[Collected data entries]

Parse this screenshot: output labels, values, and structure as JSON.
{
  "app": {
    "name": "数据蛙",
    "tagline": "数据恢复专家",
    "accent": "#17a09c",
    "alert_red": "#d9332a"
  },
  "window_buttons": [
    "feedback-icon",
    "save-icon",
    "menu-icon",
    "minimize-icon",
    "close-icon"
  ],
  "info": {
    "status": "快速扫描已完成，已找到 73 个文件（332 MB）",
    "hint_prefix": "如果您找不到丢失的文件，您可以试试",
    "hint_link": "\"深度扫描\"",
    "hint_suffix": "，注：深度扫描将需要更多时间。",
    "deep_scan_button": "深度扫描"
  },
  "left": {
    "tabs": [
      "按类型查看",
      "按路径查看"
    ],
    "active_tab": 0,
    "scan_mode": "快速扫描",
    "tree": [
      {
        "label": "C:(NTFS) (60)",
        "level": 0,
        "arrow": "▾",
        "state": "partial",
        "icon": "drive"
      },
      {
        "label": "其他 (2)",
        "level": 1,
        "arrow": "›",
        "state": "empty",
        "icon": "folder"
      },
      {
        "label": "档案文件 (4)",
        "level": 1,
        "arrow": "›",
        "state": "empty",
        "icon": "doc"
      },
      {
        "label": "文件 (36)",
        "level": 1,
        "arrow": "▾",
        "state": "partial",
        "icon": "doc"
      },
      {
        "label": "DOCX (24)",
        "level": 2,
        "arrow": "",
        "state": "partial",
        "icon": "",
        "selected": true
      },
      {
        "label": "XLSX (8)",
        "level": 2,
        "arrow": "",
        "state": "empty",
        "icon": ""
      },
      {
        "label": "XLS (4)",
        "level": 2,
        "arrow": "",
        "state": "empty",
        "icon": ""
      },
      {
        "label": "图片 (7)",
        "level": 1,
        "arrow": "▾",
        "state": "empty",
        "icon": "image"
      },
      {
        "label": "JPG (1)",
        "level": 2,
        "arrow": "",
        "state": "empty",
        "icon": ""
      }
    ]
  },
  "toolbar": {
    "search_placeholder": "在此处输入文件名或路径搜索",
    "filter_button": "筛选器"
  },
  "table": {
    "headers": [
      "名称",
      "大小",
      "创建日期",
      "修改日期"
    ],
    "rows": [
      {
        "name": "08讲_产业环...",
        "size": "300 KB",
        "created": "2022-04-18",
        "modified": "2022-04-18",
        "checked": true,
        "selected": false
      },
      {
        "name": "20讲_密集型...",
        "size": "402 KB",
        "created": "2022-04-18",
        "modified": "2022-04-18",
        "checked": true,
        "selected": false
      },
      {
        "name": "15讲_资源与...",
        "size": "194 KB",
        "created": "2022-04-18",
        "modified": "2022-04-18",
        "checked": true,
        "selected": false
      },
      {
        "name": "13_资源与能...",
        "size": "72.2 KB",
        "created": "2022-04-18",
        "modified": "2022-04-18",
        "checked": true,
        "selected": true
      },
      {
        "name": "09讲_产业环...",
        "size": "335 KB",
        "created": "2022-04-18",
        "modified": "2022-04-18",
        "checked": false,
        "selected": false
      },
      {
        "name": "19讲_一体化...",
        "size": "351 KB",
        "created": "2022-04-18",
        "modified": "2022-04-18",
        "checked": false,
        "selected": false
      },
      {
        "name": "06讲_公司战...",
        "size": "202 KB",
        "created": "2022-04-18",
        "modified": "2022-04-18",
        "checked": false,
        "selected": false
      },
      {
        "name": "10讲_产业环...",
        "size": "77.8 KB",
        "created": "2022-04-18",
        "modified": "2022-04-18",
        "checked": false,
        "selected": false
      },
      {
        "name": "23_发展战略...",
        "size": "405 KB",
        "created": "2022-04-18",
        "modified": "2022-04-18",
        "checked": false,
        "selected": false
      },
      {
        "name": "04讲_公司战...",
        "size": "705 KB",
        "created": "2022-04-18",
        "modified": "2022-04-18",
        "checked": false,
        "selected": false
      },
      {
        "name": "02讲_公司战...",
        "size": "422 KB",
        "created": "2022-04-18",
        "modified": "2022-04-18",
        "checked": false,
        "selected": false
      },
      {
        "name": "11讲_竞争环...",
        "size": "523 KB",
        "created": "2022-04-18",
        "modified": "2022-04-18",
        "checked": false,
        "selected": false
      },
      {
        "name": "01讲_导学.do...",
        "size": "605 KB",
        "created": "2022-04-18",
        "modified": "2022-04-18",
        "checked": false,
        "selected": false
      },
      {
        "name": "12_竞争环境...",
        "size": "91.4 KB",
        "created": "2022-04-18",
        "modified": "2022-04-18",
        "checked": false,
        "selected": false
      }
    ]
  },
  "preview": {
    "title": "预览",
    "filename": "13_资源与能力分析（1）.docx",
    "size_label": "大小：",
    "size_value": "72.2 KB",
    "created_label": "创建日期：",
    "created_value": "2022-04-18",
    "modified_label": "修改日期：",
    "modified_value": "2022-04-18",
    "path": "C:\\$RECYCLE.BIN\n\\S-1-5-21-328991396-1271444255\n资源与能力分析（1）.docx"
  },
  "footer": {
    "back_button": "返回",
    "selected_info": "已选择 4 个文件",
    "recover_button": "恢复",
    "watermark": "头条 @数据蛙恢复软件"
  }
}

_Exercise objective_
Give the records above again, word for word.

_Task response_
Parse this screenshot: output labels, values, and structure as JSON.
{
  "app": {
    "name": "数据蛙",
    "tagline": "数据恢复专家",
    "accent": "#17a09c",
    "alert_red": "#d9332a"
  },
  "window_buttons": [
    "feedback-icon",
    "save-icon",
    "menu-icon",
    "minimize-icon",
    "close-icon"
  ],
  "info": {
    "status": "快速扫描已完成，已找到 73 个文件（332 MB）",
    "hint_prefix": "如果您找不到丢失的文件，您可以试试",
    "hint_link": "\"深度扫描\"",
    "hint_suffix": "，注：深度扫描将需要更多时间。",
    "deep_scan_button": "深度扫描"
  },
  "left": {
    "tabs": [
      "按类型查看",
      "按路径查看"
    ],
    "active_tab": 0,
    "scan_mode": "快速扫描",
    "tree": [
      {
        "label": "C:(NTFS) (60)",
        "level": 0,
        "arrow": "▾",
        "state": "partial",
        "icon": "drive"
      },
      {
        "label": "其他 (2)",
        "level": 1,
        "arrow": "›",
        "state": "empty",
        "icon": "folder"
      },
      {
        "label": "档案文件 (4)",
        "level": 1,
        "arrow": "›",
        "state": "empty",
        "icon": "doc"
      },
      {
        "label": "文件 (36)",
        "level": 1,
        "arrow": "▾",
        "state": "partial",
        "icon": "doc"
      },
      {
        "label": "DOCX (24)",
        "level": 2,
        "arrow": "",
        "state": "partial",
        "icon": "",
        "selected": true
      },
      {
        "label": "XLSX (8)",
        "level": 2,
        "arrow": "",
        "state": "empty",
        "icon": ""
      },
      {
        "label": "XLS (4)",
        "level": 2,
        "arrow": "",
        "state": "empty",
        "icon": ""
      },
      {
        "label": "图片 (7)",
        "level": 1,
        "arrow": "▾",
        "state": "empty",
        "icon": "image"
      },
      {
        "label": "JPG (1)",
        "level": 2,
        "arrow": "",
        "state": "empty",
        "icon": ""
      }
    ]
  },
  "toolbar": {
    "search_placeholder": "在此处输入文件名或路径搜索",
    "filter_button": "筛选器"
  },
  "table": {
    "headers": [
      "名称",
      "大小",
      "创建日期",
      "修改日期"
    ],
    "rows": [
      {
        "name": "08讲_产业环...",
        "size": "300 KB",
        "created": "2022-04-18",
        "modified": "2022-04-18",
        "checked": true,
        "selected": false
      },
      {
        "name": "20讲_密集型...",
        "size": "402 KB",
        "created": "2022-04-18",
        "modified": "2022-04-18",
        "checked": true,
        "selected": false
      },
      {
        "name": "15讲_资源与...",
        "size": "194 KB",
        "created": "2022-04-18",
        "modified": "2022-04-18",
        "checked": true,
        "selected": false
      },
      {
        "name": "13_资源与能...",
        "size": "72.2 KB",
        "created": "2022-04-18",
        "modified": "2022-04-18",
        "checked": true,
        "selected": true
      },
      {
        "name": "09讲_产业环...",
        "size": "335 KB",
        "created": "2022-04-18",
        "modified": "2022-04-18",
        "checked": false,
        "selected": false
      },
      {
        "name": "19讲_一体化...",
        "size": "351 KB",
        "created": "2022-04-18",
        "modified": "2022-04-18",
        "checked": false,
        "selected": false
      },
      {
        "name": "06讲_公司战...",
        "size": "202 KB",
        "created": "2022-04-18",
        "modified": "2022-04-18",
        "checked": false,
        "selected": false
      },
      {
        "name": "10讲_产业环...",
        "size": "77.8 KB",
        "created": "2022-04-18",
        "modified": "2022-04-18",
        "checked": false,
        "selected": false
      },
      {
        "name": "23_发展战略...",
        "size": "405 KB",
        "created": "2022-04-18",
        "modified": "2022-04-18",
        "checked": false,
        "selected": false
      },
      {
        "name": "04讲_公司战...",
        "size": "705 KB",
        "created": "2022-04-18",
        "modified": "2022-04-18",
        "checked": false,
        "selected": false
      },
      {
        "name": "02讲_公司战...",
        "size": "422 KB",
        "created": "2022-04-18",
        "modified": "2022-04-18",
        "checked": false,
        "selected": false
      },
      {
        "name": "11讲_竞争环...",
        "size": "523 KB",
        "created": "2022-04-18",
        "modified": "2022-04-18",
        "checked": false,
        "selected": false
      },
      {
        "name": "01讲_导学.do...",
        "size": "605 KB",
        "created": "2022-04-18",
        "modified": "2022-04-18",
        "checked": false,
        "selected": false
      },
      {
        "name": "12_竞争环境...",
        "size": "91.4 KB",
        "created": "2022-04-18",
        "modified": "2022-04-18",
        "checked": false,
        "selected": false
      }
    ]
  },
  "preview": {
    "title": "预览",
    "filename": "13_资源与能力分析（1）.docx",
    "size_label": "大小：",
    "size_value": "72.2 KB",
    "created_label": "创建日期：",
    "created_value": "2022-04-18",
    "modified_label": "修改日期：",
    "modified_value": "2022-04-18",
    "path": "C:\\$RECYCLE.BIN\n\\S-1-5-21-328991396-1271444255\n资源与能力分析（1）.docx"
  },
  "footer": {
    "back_button": "返回",
    "selected_info": "已选择 4 个文件",
    "recover_button": "恢复",
    "watermark": "头条 @数据蛙恢复软件"
  }
}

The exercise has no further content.